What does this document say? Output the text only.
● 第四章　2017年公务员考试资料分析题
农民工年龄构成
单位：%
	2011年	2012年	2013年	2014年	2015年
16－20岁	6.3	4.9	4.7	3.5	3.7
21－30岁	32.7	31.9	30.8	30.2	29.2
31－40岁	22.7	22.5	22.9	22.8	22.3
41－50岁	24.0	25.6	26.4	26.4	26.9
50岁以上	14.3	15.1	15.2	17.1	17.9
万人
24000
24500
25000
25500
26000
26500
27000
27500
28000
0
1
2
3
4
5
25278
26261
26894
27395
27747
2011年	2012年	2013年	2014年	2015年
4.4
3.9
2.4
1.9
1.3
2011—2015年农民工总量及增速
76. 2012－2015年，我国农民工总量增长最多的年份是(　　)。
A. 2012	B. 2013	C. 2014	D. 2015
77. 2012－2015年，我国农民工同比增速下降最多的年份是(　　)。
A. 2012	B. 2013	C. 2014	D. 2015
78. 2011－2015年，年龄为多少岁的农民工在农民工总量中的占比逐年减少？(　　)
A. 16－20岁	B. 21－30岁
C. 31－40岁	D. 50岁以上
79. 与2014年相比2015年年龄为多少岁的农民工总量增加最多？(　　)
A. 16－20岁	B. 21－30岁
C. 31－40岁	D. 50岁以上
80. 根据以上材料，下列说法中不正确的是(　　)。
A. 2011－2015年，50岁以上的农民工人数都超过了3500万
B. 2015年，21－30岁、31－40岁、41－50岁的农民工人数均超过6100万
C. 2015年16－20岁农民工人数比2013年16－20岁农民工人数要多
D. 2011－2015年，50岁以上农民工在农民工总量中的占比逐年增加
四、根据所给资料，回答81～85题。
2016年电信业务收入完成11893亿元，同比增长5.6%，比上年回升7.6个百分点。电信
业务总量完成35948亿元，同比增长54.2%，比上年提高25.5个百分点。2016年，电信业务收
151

● **Exercise**
Repeat the material in full, exactly as it stands.

● **Solution to this task**
What does this document say? Output the text only.
● 第四章　2017年公务员考试资料分析题
农民工年龄构成
单位：%
	2011年	2012年	2013年	2014年	2015年
16－20岁	6.3	4.9	4.7	3.5	3.7
21－30岁	32.7	31.9	30.8	30.2	29.2
31－40岁	22.7	22.5	22.9	22.8	22.3
41－50岁	24.0	25.6	26.4	26.4	26.9
50岁以上	14.3	15.1	15.2	17.1	17.9
万人
24000
24500
25000
25500
26000
26500
27000
27500
28000
0
1
2
3
4
5
25278
26261
26894
27395
27747
2011年	2012年	2013年	2014年	2015年
4.4
3.9
2.4
1.9
1.3
2011—2015年农民工总量及增速
76. 2012－2015年，我国农民工总量增长最多的年份是(　　)。
A. 2012	B. 2013	C. 2014	D. 2015
77. 2012－2015年，我国农民工同比增速下降最多的年份是(　　)。
A. 2012	B. 2013	C. 2014	D. 2015
78. 2011－2015年，年龄为多少岁的农民工在农民工总量中的占比逐年减少？(　　)
A. 16－20岁	B. 21－30岁
C. 31－40岁	D. 50岁以上
79. 与2014年相比2015年年龄为多少岁的农民工总量增加最多？(　　)
A. 16－20岁	B. 21－30岁
C. 31－40岁	D. 50岁以上
80. 根据以上材料，下列说法中不正确的是(　　)。
A. 2011－2015年，50岁以上的农民工人数都超过了3500万
B. 2015年，21－30岁、31－40岁、41－50岁的农民工人数均超过6100万
C. 2015年16－20岁农民工人数比2013年16－20岁农民工人数要多
D. 2011－2015年，50岁以上农民工在农民工总量中的占比逐年增加
四、根据所给资料，回答81～85题。
2016年电信业务收入完成11893亿元，同比增长5.6%，比上年回升7.6个百分点。电信
业务总量完成35948亿元，同比增长54.2%，比上年提高25.5个百分点。2016年，电信业务收
151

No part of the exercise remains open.